Fragmento proporcionado.
30.10.13

Me ha ocurrido repetidas veces que, al hablar de música litúrgica, ha terminado aflorando esa tediosa estabulación entre “conservadores” y “progresistas". Para evitar confusiones innecesarias, aclaro que estoy refiriendo estos términos a interlocutores católicos sin disenso respecto a las cuestiones fundamentales de doctrina. 
Pues bien, algunos de tales “progresistas” litúrgicos consideran como un apego a “tradiciones humanas” el considerar la tradición un bien que acoger y conservar. Por el contrario, ellos reivindican su actitud como más “abierta a la acción libre del Espíritu", reclamando como necesaria una continua adaptación de la liturgia, y por ende de la música cultual, a las sucesivas mutaciones sociológicas.

Registros de datos.

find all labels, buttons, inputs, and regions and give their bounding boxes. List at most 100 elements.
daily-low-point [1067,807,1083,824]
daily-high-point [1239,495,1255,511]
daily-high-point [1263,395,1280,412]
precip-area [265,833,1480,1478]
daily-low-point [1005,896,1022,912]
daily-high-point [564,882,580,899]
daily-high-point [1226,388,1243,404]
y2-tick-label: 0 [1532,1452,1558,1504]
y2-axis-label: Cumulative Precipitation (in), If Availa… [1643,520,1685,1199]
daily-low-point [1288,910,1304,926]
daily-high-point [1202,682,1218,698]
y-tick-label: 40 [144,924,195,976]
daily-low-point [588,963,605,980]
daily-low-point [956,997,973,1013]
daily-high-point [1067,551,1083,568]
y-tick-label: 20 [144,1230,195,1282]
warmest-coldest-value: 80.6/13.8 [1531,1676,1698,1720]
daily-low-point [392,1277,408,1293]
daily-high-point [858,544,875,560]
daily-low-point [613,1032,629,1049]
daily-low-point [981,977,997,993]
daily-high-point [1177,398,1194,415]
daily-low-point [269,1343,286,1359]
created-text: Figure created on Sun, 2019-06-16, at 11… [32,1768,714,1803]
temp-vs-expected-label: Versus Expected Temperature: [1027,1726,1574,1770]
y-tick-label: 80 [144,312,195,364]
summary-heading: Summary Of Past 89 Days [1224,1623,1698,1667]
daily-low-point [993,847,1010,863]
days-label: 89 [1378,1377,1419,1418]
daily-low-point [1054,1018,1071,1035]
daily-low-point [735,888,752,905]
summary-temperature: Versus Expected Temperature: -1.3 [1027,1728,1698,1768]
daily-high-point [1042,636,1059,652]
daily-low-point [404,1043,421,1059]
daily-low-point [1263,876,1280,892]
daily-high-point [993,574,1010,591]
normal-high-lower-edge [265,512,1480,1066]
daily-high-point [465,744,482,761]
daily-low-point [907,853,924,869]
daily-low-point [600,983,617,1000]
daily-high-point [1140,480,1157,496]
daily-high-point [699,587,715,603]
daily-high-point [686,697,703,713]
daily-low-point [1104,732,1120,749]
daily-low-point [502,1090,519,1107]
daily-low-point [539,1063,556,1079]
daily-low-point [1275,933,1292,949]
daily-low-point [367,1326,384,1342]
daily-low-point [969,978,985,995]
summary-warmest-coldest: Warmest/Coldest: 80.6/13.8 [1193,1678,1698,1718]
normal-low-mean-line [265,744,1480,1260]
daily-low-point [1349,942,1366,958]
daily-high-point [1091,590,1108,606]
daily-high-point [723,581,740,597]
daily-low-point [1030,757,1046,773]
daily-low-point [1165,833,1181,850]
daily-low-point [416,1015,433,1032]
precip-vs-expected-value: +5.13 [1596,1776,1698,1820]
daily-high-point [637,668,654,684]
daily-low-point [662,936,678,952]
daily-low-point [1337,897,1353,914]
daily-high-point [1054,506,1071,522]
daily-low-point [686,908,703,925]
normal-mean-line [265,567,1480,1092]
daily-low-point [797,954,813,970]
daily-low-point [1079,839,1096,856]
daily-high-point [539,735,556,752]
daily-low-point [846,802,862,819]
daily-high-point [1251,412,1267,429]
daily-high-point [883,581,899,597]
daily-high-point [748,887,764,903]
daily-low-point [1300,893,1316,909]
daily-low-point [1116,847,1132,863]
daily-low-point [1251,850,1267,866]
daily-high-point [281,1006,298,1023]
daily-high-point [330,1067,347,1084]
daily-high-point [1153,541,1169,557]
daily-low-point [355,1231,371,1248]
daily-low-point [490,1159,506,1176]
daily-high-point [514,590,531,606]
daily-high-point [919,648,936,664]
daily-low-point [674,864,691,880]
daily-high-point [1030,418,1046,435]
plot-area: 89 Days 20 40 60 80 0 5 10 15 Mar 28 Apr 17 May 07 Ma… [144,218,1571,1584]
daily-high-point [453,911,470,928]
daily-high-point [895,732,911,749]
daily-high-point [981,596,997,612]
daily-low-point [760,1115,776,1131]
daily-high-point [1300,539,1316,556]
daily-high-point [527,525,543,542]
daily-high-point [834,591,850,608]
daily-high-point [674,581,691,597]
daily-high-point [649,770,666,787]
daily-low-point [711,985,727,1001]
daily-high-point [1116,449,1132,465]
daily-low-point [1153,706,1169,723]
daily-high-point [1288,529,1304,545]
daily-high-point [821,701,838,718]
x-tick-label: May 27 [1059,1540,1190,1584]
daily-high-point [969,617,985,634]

Tareas a realizar.
(1) Traduce al inglés esta oración del texto sobre música litúrgica: "Para evitar confusiones innecesarias, aclaro que estoy refiriendo estos términos a interlocutores católicos sin disenso respecto a las cuestiones fundamentales de doctrina".
(2) Prosigue el texto sobre música litúrgica a partir de su última oración.

Resultados en orden.
(1) To avoid unnecessary confusion, I should clarify that I am applying these terms to Catholic interlocutors who do not dissent on the fundamental questions of doctrine.

(2)
Hace poco tuve la ocasión, por motivos profesionales, de pasar varios días en Rumanía. Dado que se trata de un país de mayoría ortodoxa pude presenciar varias celebraciones según este rito. En la música se percibía una variedad de estilos dentro de la tradición propia. Por una parte escuché entonaciones de origen posiblemente antiquísimo, con inflexiones de la voz muy sutiles que a buen seguro también existieron originalmente en el canto gregoriano, pero que por motivos  técnicos (el sistema de notación, quizá) desaparecieron ya hace siglos de la música occidental. También sonaron piezas polifónicas que por su estilo bien podrían datarse en los siglos XVIII o XIX. El día 14 de septiembre, cuando allí se celebra con muy especial solemnidad la Invención de la Santa Cruz, el coro era numeroso. Pero el resto de los días que pude asistir era sólo un grupo de 4 o 5 cantores con poderosa voz el que asumía prácticamente en solitario el canto litúrgico, incesante. Recordé entonces una indicación que a veces aparece en los libros litúrgicos de canto gregoriano y que siempre me había resultado llamativa, sobre todo en esta época nuestra más a acostumbrada a coros y asambleas que a solistas: “uno o dos cantores entonan…“. Tal y como escribí en un artículo anterior, la costumbre moderna de asignar al pueblo la mayor parte del canto litúrgico no parece corresponderse con ninguna práctica especialmente antigua ni originaria en la liturgia cristiana.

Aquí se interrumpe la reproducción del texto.